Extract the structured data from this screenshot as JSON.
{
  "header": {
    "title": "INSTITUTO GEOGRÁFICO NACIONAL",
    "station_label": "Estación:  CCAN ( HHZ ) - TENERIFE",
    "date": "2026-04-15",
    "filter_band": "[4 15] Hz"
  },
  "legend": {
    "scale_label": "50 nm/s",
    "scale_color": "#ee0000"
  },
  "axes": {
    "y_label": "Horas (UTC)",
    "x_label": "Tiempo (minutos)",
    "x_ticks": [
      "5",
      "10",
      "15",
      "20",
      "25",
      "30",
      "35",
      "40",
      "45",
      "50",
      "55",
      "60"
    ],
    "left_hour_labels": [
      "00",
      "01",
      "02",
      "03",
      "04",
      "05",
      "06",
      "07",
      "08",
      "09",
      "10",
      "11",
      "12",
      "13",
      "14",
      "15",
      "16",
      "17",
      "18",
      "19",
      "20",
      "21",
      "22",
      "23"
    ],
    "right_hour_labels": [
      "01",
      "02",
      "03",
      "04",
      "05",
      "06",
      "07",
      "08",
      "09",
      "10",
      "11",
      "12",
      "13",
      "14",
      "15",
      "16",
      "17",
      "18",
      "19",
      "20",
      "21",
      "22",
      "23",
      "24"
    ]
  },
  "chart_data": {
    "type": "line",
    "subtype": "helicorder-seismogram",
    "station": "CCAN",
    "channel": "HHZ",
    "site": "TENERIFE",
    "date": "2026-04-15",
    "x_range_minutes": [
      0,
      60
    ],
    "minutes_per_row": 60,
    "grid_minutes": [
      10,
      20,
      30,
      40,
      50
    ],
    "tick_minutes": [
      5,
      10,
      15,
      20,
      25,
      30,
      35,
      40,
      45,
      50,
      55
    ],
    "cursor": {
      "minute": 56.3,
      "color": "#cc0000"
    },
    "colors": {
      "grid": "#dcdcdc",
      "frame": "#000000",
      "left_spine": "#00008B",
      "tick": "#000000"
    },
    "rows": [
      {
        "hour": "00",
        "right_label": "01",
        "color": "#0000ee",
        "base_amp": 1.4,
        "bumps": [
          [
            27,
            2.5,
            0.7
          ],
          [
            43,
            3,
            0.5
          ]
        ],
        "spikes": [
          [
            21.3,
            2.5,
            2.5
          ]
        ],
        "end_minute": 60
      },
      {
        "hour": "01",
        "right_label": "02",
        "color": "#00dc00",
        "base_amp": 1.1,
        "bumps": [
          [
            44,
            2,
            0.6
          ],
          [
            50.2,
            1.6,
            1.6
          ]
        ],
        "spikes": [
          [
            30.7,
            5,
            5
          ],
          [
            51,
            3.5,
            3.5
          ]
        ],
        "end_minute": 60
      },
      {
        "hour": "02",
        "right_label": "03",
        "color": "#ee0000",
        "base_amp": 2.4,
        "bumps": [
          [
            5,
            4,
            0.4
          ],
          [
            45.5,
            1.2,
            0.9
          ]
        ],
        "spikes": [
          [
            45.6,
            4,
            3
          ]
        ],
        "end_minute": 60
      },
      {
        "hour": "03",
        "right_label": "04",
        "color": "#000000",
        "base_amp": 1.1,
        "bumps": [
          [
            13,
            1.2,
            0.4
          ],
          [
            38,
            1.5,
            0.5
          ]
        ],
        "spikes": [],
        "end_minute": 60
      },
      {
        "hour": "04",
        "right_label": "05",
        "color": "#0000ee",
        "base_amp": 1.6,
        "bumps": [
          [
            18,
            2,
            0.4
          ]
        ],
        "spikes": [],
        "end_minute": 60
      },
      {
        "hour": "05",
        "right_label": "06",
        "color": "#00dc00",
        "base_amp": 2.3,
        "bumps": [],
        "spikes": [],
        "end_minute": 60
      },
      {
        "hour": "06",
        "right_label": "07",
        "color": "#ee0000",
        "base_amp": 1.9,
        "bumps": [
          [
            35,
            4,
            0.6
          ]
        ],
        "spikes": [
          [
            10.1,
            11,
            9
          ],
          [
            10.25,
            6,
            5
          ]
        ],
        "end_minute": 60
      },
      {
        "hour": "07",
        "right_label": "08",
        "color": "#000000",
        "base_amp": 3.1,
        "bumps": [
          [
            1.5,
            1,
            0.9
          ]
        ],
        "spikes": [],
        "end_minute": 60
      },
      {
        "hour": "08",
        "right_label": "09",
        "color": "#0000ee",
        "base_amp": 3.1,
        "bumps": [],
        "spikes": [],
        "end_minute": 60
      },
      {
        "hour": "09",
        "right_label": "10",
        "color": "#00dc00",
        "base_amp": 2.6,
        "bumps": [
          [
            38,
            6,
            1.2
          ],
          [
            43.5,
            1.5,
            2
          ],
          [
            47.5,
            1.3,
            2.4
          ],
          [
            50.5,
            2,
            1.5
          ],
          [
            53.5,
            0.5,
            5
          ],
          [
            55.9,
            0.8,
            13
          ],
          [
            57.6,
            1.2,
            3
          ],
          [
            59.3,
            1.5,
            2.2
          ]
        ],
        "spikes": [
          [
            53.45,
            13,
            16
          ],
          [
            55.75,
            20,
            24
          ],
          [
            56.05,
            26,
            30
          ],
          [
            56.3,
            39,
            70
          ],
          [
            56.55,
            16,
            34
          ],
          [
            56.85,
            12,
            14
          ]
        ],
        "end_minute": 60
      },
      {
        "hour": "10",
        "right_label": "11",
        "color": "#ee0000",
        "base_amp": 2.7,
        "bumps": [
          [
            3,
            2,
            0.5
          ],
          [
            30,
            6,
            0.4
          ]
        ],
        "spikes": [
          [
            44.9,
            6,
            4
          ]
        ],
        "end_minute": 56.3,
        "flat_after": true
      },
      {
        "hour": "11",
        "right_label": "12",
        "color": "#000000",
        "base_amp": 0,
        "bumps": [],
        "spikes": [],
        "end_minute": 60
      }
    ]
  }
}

○ ○ ○

Exercise description -
Write out every line of the material again, exactly as it reads.

Result for this exercise -
Extract the structured data from this screenshot as JSON.
{
  "header": {
    "title": "INSTITUTO GEOGRÁFICO NACIONAL",
    "station_label": "Estación:  CCAN ( HHZ ) - TENERIFE",
    "date": "2026-04-15",
    "filter_band": "[4 15] Hz"
  },
  "legend": {
    "scale_label": "50 nm/s",
    "scale_color": "#ee0000"
  },
  "axes": {
    "y_label": "Horas (UTC)",
    "x_label": "Tiempo (minutos)",
    "x_ticks": [
      "5",
      "10",
      "15",
      "20",
      "25",
      "30",
      "35",
      "40",
      "45",
      "50",
      "55",
      "60"
    ],
    "left_hour_labels": [
      "00",
      "01",
      "02",
      "03",
      "04",
      "05",
      "06",
      "07",
      "08",
      "09",
      "10",
      "11",
      "12",
      "13",
      "14",
      "15",
      "16",
      "17",
      "18",
      "19",
      "20",
      "21",
      "22",
      "23"
    ],
    "right_hour_labels": [
      "01",
      "02",
      "03",
      "04",
      "05",
      "06",
      "07",
      "08",
      "09",
      "10",
      "11",
      "12",
      "13",
      "14",
      "15",
      "16",
      "17",
      "18",
      "19",
      "20",
      "21",
      "22",
      "23",
      "24"
    ]
  },
  "chart_data": {
    "type": "line",
    "subtype": "helicorder-seismogram",
    "station": "CCAN",
    "channel": "HHZ",
    "site": "TENERIFE",
    "date": "2026-04-15",
    "x_range_minutes": [
      0,
      60
    ],
    "minutes_per_row": 60,
    "grid_minutes": [
      10,
      20,
      30,
      40,
      50
    ],
    "tick_minutes": [
      5,
      10,
      15,
      20,
      25,
      30,
      35,
      40,
      45,
      50,
      55
    ],
    "cursor": {
      "minute": 56.3,
      "color": "#cc0000"
    },
    "colors": {
      "grid": "#dcdcdc",
      "frame": "#000000",
      "left_spine": "#00008B",
      "tick": "#000000"
    },
    "rows": [
      {
        "hour": "00",
        "right_label": "01",
        "color": "#0000ee",
        "base_amp": 1.4,
        "bumps": [
          [
            27,
            2.5,
            0.7
          ],
          [
            43,
            3,
            0.5
          ]
        ],
        "spikes": [
          [
            21.3,
            2.5,
            2.5
          ]
        ],
        "end_minute": 60
      },
      {
        "hour": "01",
        "right_label": "02",
        "color": "#00dc00",
        "base_amp": 1.1,
        "bumps": [
          [
            44,
            2,
            0.6
          ],
          [
            50.2,
            1.6,
            1.6
          ]
        ],
        "spikes": [
          [
            30.7,
            5,
            5
          ],
          [
            51,
            3.5,
            3.5
          ]
        ],
        "end_minute": 60
      },
      {
        "hour": "02",
        "right_label": "03",
        "color": "#ee0000",
        "base_amp": 2.4,
        "bumps": [
          [
            5,
            4,
            0.4
          ],
          [
            45.5,
            1.2,
            0.9
          ]
        ],
        "spikes": [
          [
            45.6,
            4,
            3
          ]
        ],
        "end_minute": 60
      },
      {
        "hour": "03",
        "right_label": "04",
        "color": "#000000",
        "base_amp": 1.1,
        "bumps": [
          [
            13,
            1.2,
            0.4
          ],
          [
            38,
            1.5,
            0.5
          ]
        ],
        "spikes": [],
        "end_minute": 60
      },
      {
        "hour": "04",
        "right_label": "05",
        "color": "#0000ee",
        "base_amp": 1.6,
        "bumps": [
          [
            18,
            2,
            0.4
          ]
        ],
        "spikes": [],
        "end_minute": 60
      },
      {
        "hour": "05",
        "right_label": "06",
        "color": "#00dc00",
        "base_amp": 2.3,
        "bumps": [],
        "spikes": [],
        "end_minute": 60
      },
      {
        "hour": "06",
        "right_label": "07",
        "color": "#ee0000",
        "base_amp": 1.9,
        "bumps": [
          [
            35,
            4,
            0.6
          ]
        ],
        "spikes": [
          [
            10.1,
            11,
            9
          ],
          [
            10.25,
            6,
            5
          ]
        ],
        "end_minute": 60
      },
      {
        "hour": "07",
        "right_label": "08",
        "color": "#000000",
        "base_amp": 3.1,
        "bumps": [
          [
            1.5,
            1,
            0.9
          ]
        ],
        "spikes": [],
        "end_minute": 60
      },
      {
        "hour": "08",
        "right_label": "09",
        "color": "#0000ee",
        "base_amp": 3.1,
        "bumps": [],
        "spikes": [],
        "end_minute": 60
      },
      {
        "hour": "09",
        "right_label": "10",
        "color": "#00dc00",
        "base_amp": 2.6,
        "bumps": [
          [
            38,
            6,
            1.2
          ],
          [
            43.5,
            1.5,
            2
          ],
          [
            47.5,
            1.3,
            2.4
          ],
          [
            50.5,
            2,
            1.5
          ],
          [
            53.5,
            0.5,
            5
          ],
          [
            55.9,
            0.8,
            13
          ],
          [
            57.6,
            1.2,
            3
          ],
          [
            59.3,
            1.5,
            2.2
          ]
        ],
        "spikes": [
          [
            53.45,
            13,
            16
          ],
          [
            55.75,
            20,
            24
          ],
          [
            56.05,
            26,
            30
          ],
          [
            56.3,
            39,
            70
          ],
          [
            56.55,
            16,
            34
          ],
          [
            56.85,
            12,
            14
          ]
        ],
        "end_minute": 60
      },
      {
        "hour": "10",
        "right_label": "11",
        "color": "#ee0000",
        "base_amp": 2.7,
        "bumps": [
          [
            3,
            2,
            0.5
          ],
          [
            30,
            6,
            0.4
          ]
        ],
        "spikes": [
          [
            44.9,
            6,
            4
          ]
        ],
        "end_minute": 56.3,
        "flat_after": true
      },
      {
        "hour": "11",
        "right_label": "12",
        "color": "#000000",
        "base_amp": 0,
        "bumps": [],
        "spikes": [],
        "end_minute": 60
      }
    ]
  }
}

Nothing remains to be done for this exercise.